## DATA ENTRIES:

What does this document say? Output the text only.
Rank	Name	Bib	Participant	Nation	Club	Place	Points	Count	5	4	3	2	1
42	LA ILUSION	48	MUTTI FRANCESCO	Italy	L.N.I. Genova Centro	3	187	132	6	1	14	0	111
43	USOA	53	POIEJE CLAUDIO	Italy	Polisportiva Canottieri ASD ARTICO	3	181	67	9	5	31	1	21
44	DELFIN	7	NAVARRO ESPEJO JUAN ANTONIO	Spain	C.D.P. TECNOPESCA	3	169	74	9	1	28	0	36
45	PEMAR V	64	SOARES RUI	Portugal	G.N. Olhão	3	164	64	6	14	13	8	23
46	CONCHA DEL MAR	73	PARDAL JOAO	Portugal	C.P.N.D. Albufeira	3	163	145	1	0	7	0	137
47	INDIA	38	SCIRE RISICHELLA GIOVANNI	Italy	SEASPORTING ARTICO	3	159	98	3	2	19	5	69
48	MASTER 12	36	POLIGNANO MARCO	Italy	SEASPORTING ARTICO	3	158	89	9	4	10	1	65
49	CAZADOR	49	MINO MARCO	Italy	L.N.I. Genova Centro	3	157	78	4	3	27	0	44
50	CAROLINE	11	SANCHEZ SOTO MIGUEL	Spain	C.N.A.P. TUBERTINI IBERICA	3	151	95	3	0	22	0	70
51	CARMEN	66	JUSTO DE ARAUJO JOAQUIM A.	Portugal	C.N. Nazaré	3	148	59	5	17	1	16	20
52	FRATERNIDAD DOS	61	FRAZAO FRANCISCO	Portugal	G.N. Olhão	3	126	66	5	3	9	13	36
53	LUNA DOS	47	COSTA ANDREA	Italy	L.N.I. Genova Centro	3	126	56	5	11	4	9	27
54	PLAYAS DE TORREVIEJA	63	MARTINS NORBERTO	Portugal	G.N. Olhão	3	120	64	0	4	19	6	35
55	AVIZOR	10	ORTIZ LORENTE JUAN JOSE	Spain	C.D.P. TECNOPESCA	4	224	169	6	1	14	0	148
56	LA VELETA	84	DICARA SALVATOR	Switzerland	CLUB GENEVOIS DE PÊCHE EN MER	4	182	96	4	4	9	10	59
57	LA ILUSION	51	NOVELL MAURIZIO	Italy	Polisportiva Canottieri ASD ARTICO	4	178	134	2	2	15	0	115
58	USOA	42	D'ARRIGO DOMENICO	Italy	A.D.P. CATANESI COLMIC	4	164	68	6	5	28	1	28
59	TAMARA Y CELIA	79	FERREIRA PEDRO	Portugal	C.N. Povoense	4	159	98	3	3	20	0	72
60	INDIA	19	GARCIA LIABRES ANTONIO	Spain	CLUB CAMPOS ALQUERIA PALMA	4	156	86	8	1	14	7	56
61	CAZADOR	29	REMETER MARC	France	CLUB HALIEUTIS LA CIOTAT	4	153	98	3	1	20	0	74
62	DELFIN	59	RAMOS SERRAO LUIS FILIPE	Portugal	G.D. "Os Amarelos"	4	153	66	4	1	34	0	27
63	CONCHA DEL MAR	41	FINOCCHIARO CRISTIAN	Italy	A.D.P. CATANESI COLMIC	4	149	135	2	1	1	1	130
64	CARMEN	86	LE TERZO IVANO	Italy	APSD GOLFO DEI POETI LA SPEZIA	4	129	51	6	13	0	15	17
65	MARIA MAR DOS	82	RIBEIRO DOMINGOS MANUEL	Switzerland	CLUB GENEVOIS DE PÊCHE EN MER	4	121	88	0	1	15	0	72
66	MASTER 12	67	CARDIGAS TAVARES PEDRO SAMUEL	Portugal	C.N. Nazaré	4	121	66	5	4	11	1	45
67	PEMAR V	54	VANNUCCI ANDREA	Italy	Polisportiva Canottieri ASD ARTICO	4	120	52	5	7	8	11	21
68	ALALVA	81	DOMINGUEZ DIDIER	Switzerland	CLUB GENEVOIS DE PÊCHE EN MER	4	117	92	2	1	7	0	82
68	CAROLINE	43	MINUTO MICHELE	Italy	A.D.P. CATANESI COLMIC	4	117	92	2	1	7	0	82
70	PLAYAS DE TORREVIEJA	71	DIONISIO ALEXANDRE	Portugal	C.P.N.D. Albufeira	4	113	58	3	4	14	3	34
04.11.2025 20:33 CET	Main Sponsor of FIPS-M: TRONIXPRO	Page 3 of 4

## SET PROBLEM:
Transcribe all the entries, keeping each one exactly as it is.

## ANSWER BELOW:
What does this document say? Output the text only.
Rank	Name	Bib	Participant	Nation	Club	Place	Points	Count	5	4	3	2	1
42	LA ILUSION	48	MUTTI FRANCESCO	Italy	L.N.I. Genova Centro	3	187	132	6	1	14	0	111
43	USOA	53	POIEJE CLAUDIO	Italy	Polisportiva Canottieri ASD ARTICO	3	181	67	9	5	31	1	21
44	DELFIN	7	NAVARRO ESPEJO JUAN ANTONIO	Spain	C.D.P. TECNOPESCA	3	169	74	9	1	28	0	36
45	PEMAR V	64	SOARES RUI	Portugal	G.N. Olhão	3	164	64	6	14	13	8	23
46	CONCHA DEL MAR	73	PARDAL JOAO	Portugal	C.P.N.D. Albufeira	3	163	145	1	0	7	0	137
47	INDIA	38	SCIRE RISICHELLA GIOVANNI	Italy	SEASPORTING ARTICO	3	159	98	3	2	19	5	69
48	MASTER 12	36	POLIGNANO MARCO	Italy	SEASPORTING ARTICO	3	158	89	9	4	10	1	65
49	CAZADOR	49	MINO MARCO	Italy	L.N.I. Genova Centro	3	157	78	4	3	27	0	44
50	CAROLINE	11	SANCHEZ SOTO MIGUEL	Spain	C.N.A.P. TUBERTINI IBERICA	3	151	95	3	0	22	0	70
51	CARMEN	66	JUSTO DE ARAUJO JOAQUIM A.	Portugal	C.N. Nazaré	3	148	59	5	17	1	16	20
52	FRATERNIDAD DOS	61	FRAZAO FRANCISCO	Portugal	G.N. Olhão	3	126	66	5	3	9	13	36
53	LUNA DOS	47	COSTA ANDREA	Italy	L.N.I. Genova Centro	3	126	56	5	11	4	9	27
54	PLAYAS DE TORREVIEJA	63	MARTINS NORBERTO	Portugal	G.N. Olhão	3	120	64	0	4	19	6	35
55	AVIZOR	10	ORTIZ LORENTE JUAN JOSE	Spain	C.D.P. TECNOPESCA	4	224	169	6	1	14	0	148
56	LA VELETA	84	DICARA SALVATOR	Switzerland	CLUB GENEVOIS DE PÊCHE EN MER	4	182	96	4	4	9	10	59
57	LA ILUSION	51	NOVELL MAURIZIO	Italy	Polisportiva Canottieri ASD ARTICO	4	178	134	2	2	15	0	115
58	USOA	42	D'ARRIGO DOMENICO	Italy	A.D.P. CATANESI COLMIC	4	164	68	6	5	28	1	28
59	TAMARA Y CELIA	79	FERREIRA PEDRO	Portugal	C.N. Povoense	4	159	98	3	3	20	0	72
60	INDIA	19	GARCIA LIABRES ANTONIO	Spain	CLUB CAMPOS ALQUERIA PALMA	4	156	86	8	1	14	7	56
61	CAZADOR	29	REMETER MARC	France	CLUB HALIEUTIS LA CIOTAT	4	153	98	3	1	20	0	74
62	DELFIN	59	RAMOS SERRAO LUIS FILIPE	Portugal	G.D. "Os Amarelos"	4	153	66	4	1	34	0	27
63	CONCHA DEL MAR	41	FINOCCHIARO CRISTIAN	Italy	A.D.P. CATANESI COLMIC	4	149	135	2	1	1	1	130
64	CARMEN	86	LE TERZO IVANO	Italy	APSD GOLFO DEI POETI LA SPEZIA	4	129	51	6	13	0	15	17
65	MARIA MAR DOS	82	RIBEIRO DOMINGOS MANUEL	Switzerland	CLUB GENEVOIS DE PÊCHE EN MER	4	121	88	0	1	15	0	72
66	MASTER 12	67	CARDIGAS TAVARES PEDRO SAMUEL	Portugal	C.N. Nazaré	4	121	66	5	4	11	1	45
67	PEMAR V	54	VANNUCCI ANDREA	Italy	Polisportiva Canottieri ASD ARTICO	4	120	52	5	7	8	11	21
68	ALALVA	81	DOMINGUEZ DIDIER	Switzerland	CLUB GENEVOIS DE PÊCHE EN MER	4	117	92	2	1	7	0	82
68	CAROLINE	43	MINUTO MICHELE	Italy	A.D.P. CATANESI COLMIC	4	117	92	2	1	7	0	82
70	PLAYAS DE TORREVIEJA	71	DIONISIO ALEXANDRE	Portugal	C.P.N.D. Albufeira	4	113	58	3	4	14	3	34
04.11.2025 20:33 CET	Main Sponsor of FIPS-M: TRONIXPRO	Page 3 of 4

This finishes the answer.